» Problem 1
Please transcribe, from the Iowa storm passage below, the part that opens with the words containing "A prized feature" and closes with "millions of dollars.".
» Problem 2
According to the Iowa storm passage below, about how many publicly owned trees did the storm destroy in Cedar Rapids?
» Problem 3
Resume the Iowa storm passage below from its last line and keep writing.

» Passage to read
########
Several large apartment complexes are no longer habitable. Some of these areas were homes to a sizable population of refugees -- legal immigrants all -- from strife-torn Africa, all working diligently to assimilate into American culture. They were forced to set up makeshift shelters on nearby grounds and now compare this experience to being “back in the refugee camp” of their native homelands.
A prized feature of many Iowa cities is their cathedral-like tree canopies that line avenues and boulevards and provide valuable summertime shade. The storm destroyed an estimated 65 percent of Cedar Rapids’ treasure, some 23,000 publicly-owned trees. Restoration will take decades and tens of millions of dollars.
Remarkably, there were only three deaths statewide related to the storm.
Rural areas sustained extensive damage to crops, buildings, and agricultural infrastructure. Iowa’s governor Kim Reynolds has declared 27 of the state’s 99 counties as disaster areas and has petitioned Washington for $3.9 billion in federal assistance. President Trump made a brief stop in town on August 18 for a conference on assistance needs with the governor, local leaders, and Senators Charles Grassley and Joni Ernst.
Complaints
Yes, there were complaints of officialdom’s slow response. It is unfortunate that persons with health impairments were without power for medical devices and that people were sleeping on the ground for several days. And there was the predictable election-year political sniping at a governor, senators, and mayor, Republicans all. The complainers fail to consider the scale of this crisis and the truth that first responders, officials, and members of support organizations were themselves encumbered by debris-clogged driveways and streets, and also lacked electricity, radio, or cell phones.
News coverage?
########
» Data
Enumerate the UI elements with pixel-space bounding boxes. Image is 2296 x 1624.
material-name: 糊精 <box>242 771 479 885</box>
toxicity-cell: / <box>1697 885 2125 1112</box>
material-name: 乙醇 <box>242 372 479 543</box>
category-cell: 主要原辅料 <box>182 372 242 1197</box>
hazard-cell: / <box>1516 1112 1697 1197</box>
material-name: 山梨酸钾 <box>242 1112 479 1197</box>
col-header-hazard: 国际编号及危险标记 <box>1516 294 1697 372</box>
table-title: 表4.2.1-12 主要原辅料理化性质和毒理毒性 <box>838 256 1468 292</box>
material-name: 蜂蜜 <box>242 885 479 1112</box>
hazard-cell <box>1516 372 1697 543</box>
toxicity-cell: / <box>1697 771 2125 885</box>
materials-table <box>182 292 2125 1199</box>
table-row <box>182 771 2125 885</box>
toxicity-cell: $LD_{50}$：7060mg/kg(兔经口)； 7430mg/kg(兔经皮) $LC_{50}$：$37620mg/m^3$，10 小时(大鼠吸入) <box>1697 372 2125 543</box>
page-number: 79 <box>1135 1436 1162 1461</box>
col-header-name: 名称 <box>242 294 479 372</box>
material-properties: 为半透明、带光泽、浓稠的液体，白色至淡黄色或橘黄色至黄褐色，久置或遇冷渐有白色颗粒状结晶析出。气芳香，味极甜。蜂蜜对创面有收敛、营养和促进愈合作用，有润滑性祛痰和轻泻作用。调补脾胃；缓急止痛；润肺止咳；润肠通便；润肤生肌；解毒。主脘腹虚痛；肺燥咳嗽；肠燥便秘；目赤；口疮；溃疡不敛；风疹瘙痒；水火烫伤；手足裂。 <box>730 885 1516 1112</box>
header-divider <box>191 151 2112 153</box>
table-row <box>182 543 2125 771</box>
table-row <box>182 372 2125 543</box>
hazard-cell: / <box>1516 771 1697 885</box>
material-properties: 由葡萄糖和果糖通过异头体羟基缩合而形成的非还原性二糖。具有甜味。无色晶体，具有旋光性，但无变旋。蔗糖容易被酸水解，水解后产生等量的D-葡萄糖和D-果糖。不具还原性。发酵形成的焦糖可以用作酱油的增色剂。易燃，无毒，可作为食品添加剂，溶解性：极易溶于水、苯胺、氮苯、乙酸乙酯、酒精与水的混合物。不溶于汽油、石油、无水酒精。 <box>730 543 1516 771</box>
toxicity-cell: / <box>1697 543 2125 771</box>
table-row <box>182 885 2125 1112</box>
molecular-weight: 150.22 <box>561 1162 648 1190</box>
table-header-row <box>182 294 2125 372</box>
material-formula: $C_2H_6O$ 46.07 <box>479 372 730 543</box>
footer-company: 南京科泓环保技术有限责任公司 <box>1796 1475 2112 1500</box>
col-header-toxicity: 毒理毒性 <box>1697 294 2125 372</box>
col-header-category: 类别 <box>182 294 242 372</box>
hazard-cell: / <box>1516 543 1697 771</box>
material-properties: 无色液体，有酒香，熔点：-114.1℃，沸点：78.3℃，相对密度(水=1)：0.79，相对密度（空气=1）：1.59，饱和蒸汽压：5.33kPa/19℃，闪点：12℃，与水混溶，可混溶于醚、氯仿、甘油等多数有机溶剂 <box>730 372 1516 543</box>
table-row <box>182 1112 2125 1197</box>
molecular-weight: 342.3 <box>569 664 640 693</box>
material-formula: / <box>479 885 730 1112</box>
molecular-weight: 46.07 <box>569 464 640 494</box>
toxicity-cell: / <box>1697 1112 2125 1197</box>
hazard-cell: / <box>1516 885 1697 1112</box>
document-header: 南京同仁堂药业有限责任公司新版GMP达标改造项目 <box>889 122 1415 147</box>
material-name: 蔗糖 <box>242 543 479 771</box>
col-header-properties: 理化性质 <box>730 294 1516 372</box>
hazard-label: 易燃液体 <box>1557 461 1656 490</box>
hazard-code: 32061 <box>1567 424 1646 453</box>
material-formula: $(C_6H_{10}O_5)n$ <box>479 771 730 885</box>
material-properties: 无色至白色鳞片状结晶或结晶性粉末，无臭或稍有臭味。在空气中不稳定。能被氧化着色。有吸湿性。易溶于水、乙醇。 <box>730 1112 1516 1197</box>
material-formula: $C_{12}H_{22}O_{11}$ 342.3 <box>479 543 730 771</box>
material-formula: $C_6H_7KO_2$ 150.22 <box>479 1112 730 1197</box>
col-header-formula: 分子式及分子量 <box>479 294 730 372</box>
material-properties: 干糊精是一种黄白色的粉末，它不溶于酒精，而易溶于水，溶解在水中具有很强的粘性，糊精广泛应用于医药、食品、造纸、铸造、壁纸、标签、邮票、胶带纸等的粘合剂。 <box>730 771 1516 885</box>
########
» Response 1
A prized feature of many Iowa cities is their cathedral-like tree canopies that line avenues and boulevards and provide valuable summertime shade. The storm destroyed an estimated 65 percent of Cedar Rapids’ treasure, some 23,000 publicly-owned trees. Restoration will take decades and tens of millions of dollars.

» Response 2
Some 23,000 publicly owned trees, an estimated 65 percent of the city's canopy.

» Response 3
Though this event was the dominant issue in local and regional news, the national news media were strangely silent for several days, an ironic contrast to their usual epic coverage of Atlantic hurricanes. Typical of the delay was this Washington Post article, published several days later. An appropriately cynical discussion of media disregard comes from Iowa author Cary Jordan. One might speculate that this part of “flyover country” has significance to the national media only during political caucus season and at the famed Iowa State Fair, with presidential wannabes admiring hogs, schmoozing with farmers, and flipping chops at the Pork Tent.
We can do this!
My takeaway from this is that Midwesterners, including Iowans, are a resilient lot, accepting hardship and setbacks, and responding with a can-do attitude and industrious sweat, with neighbors helping neighbors, citizens helping their communities and, ultimately, turning setbacks into triumphs. A prime example here is the rebuilding that took place following the 2008 Iowa floods. A glittering jewel in that recovery was the spectacular success in moving, restoring, and expanding the treasured and beautiful National Czech & Slovak Museum & Library.
We’re cleaning up, and we will rebuild, better than ever.